- [Goal of the exercise] Without including any pictures, write out the listing below exactly.

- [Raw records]
==========

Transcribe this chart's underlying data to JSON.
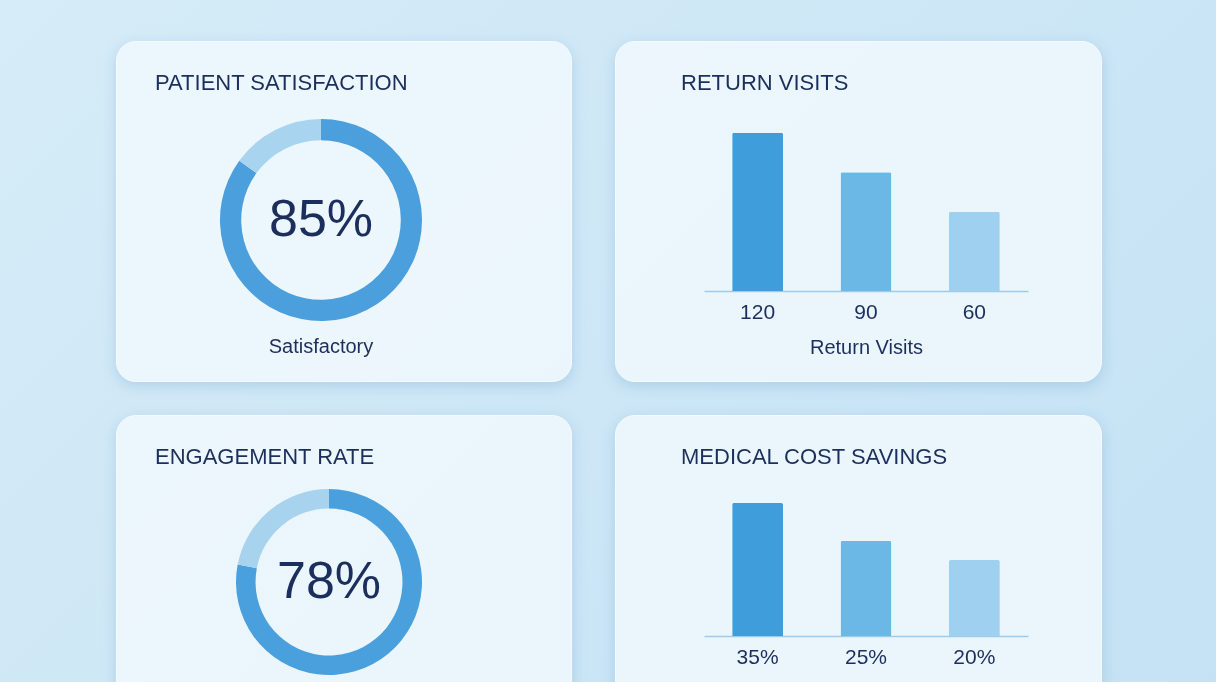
{
  "chart_data": [
    {
      "type": "donut",
      "title": "PATIENT SATISFACTION",
      "categories": [
        null,
        null
      ],
      "values": [
        85,
        15
      ],
      "colors": [
        "#4a9fdc",
        "#a9d4ef"
      ],
      "annotations": [
        "85%",
        "Satisfactory"
      ]
    },
    {
      "type": "bar",
      "title": "RETURN VISITS",
      "categories": [
        null,
        null,
        null
      ],
      "values": [
        120,
        90,
        60
      ],
      "colors": [
        "#3f9ddb",
        "#6bb8e6",
        "#9fd0f0"
      ],
      "value_labels": [
        "120",
        "90",
        "60"
      ],
      "xlabel": "Return Visits"
    },
    {
      "type": "donut",
      "title": "ENGAGEMENT RATE",
      "categories": [
        null,
        null
      ],
      "values": [
        78,
        22
      ],
      "colors": [
        "#4aa0dc",
        "#a8d3ef"
      ],
      "annotations": [
        "78%"
      ]
    },
    {
      "type": "bar",
      "title": "MEDICAL COST SAVINGS",
      "categories": [
        null,
        null,
        null
      ],
      "values": [
        35,
        25,
        20
      ],
      "colors": [
        "#3f9ddb",
        "#6bb8e6",
        "#9fd0f0"
      ],
      "value_labels": [
        "35%",
        "25%",
        "20%"
      ]
    }
  ]
}
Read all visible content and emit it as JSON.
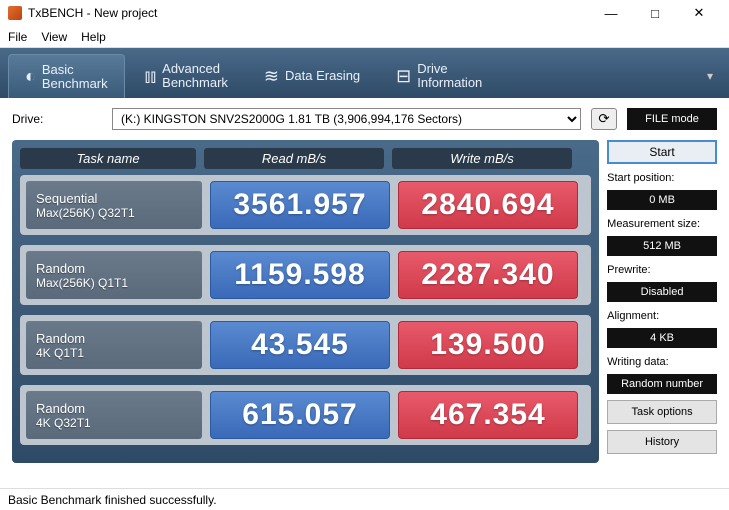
{
  "window": {
    "title": "TxBENCH - New project"
  },
  "menu": {
    "file": "File",
    "view": "View",
    "help": "Help"
  },
  "tabs": {
    "basic": {
      "line1": "Basic",
      "line2": "Benchmark"
    },
    "advanced": {
      "line1": "Advanced",
      "line2": "Benchmark"
    },
    "erasing": {
      "line1": "Data Erasing"
    },
    "driveinfo": {
      "line1": "Drive",
      "line2": "Information"
    }
  },
  "drive": {
    "label": "Drive:",
    "selected": "(K:) KINGSTON SNV2S2000G  1.81 TB (3,906,994,176 Sectors)",
    "file_mode": "FILE mode"
  },
  "headers": {
    "task": "Task name",
    "read": "Read mB/s",
    "write": "Write mB/s"
  },
  "rows": [
    {
      "name1": "Sequential",
      "name2": "Max(256K) Q32T1",
      "read": "3561.957",
      "write": "2840.694"
    },
    {
      "name1": "Random",
      "name2": "Max(256K) Q1T1",
      "read": "1159.598",
      "write": "2287.340"
    },
    {
      "name1": "Random",
      "name2": "4K Q1T1",
      "read": "43.545",
      "write": "139.500"
    },
    {
      "name1": "Random",
      "name2": "4K Q32T1",
      "read": "615.057",
      "write": "467.354"
    }
  ],
  "side": {
    "start": "Start",
    "start_pos_label": "Start position:",
    "start_pos": "0 MB",
    "meas_size_label": "Measurement size:",
    "meas_size": "512 MB",
    "prewrite_label": "Prewrite:",
    "prewrite": "Disabled",
    "align_label": "Alignment:",
    "align": "4 KB",
    "writing_label": "Writing data:",
    "writing": "Random number",
    "task_options": "Task options",
    "history": "History"
  },
  "status": "Basic Benchmark finished successfully.",
  "colors": {
    "read_bg": "#4a7ac8",
    "write_bg": "#e04a5a",
    "panel_bg": "#3a5a7a",
    "task_bg": "#6a7a8a"
  }
}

==========

- [Task response]
Transcribe this chart's underlying data to JSON.
{
  "chart_data": [
    {
      "type": "donut",
      "title": "PATIENT SATISFACTION",
      "categories": [
        null,
        null
      ],
      "values": [
        85,
        15
      ],
      "colors": [
        "#4a9fdc",
        "#a9d4ef"
      ],
      "annotations": [
        "85%",
        "Satisfactory"
      ]
    },
    {
      "type": "bar",
      "title": "RETURN VISITS",
      "categories": [
        null,
        null,
        null
      ],
      "values": [
        120,
        90,
        60
      ],
      "colors": [
        "#3f9ddb",
        "#6bb8e6",
        "#9fd0f0"
      ],
      "value_labels": [
        "120",
        "90",
        "60"
      ],
      "xlabel": "Return Visits"
    },
    {
      "type": "donut",
      "title": "ENGAGEMENT RATE",
      "categories": [
        null,
        null
      ],
      "values": [
        78,
        22
      ],
      "colors": [
        "#4aa0dc",
        "#a8d3ef"
      ],
      "annotations": [
        "78%"
      ]
    },
    {
      "type": "bar",
      "title": "MEDICAL COST SAVINGS",
      "categories": [
        null,
        null,
        null
      ],
      "values": [
        35,
        25,
        20
      ],
      "colors": [
        "#3f9ddb",
        "#6bb8e6",
        "#9fd0f0"
      ],
      "value_labels": [
        "35%",
        "25%",
        "20%"
      ]
    }
  ]
}
Read all visible content and emit it as JSON.
{
  "window": {
    "title": "TxBENCH - New project"
  },
  "menu": {
    "file": "File",
    "view": "View",
    "help": "Help"
  },
  "tabs": {
    "basic": {
      "line1": "Basic",
      "line2": "Benchmark"
    },
    "advanced": {
      "line1": "Advanced",
      "line2": "Benchmark"
    },
    "erasing": {
      "line1": "Data Erasing"
    },
    "driveinfo": {
      "line1": "Drive",
      "line2": "Information"
    }
  },
  "drive": {
    "label": "Drive:",
    "selected": "(K:) KINGSTON SNV2S2000G  1.81 TB (3,906,994,176 Sectors)",
    "file_mode": "FILE mode"
  },
  "headers": {
    "task": "Task name",
    "read": "Read mB/s",
    "write": "Write mB/s"
  },
  "rows": [
    {
      "name1": "Sequential",
      "name2": "Max(256K) Q32T1",
      "read": "3561.957",
      "write": "2840.694"
    },
    {
      "name1": "Random",
      "name2": "Max(256K) Q1T1",
      "read": "1159.598",
      "write": "2287.340"
    },
    {
      "name1": "Random",
      "name2": "4K Q1T1",
      "read": "43.545",
      "write": "139.500"
    },
    {
      "name1": "Random",
      "name2": "4K Q32T1",
      "read": "615.057",
      "write": "467.354"
    }
  ],
  "side": {
    "start": "Start",
    "start_pos_label": "Start position:",
    "start_pos": "0 MB",
    "meas_size_label": "Measurement size:",
    "meas_size": "512 MB",
    "prewrite_label": "Prewrite:",
    "prewrite": "Disabled",
    "align_label": "Alignment:",
    "align": "4 KB",
    "writing_label": "Writing data:",
    "writing": "Random number",
    "task_options": "Task options",
    "history": "History"
  },
  "status": "Basic Benchmark finished successfully.",
  "colors": {
    "read_bg": "#4a7ac8",
    "write_bg": "#e04a5a",
    "panel_bg": "#3a5a7a",
    "task_bg": "#6a7a8a"
  }
}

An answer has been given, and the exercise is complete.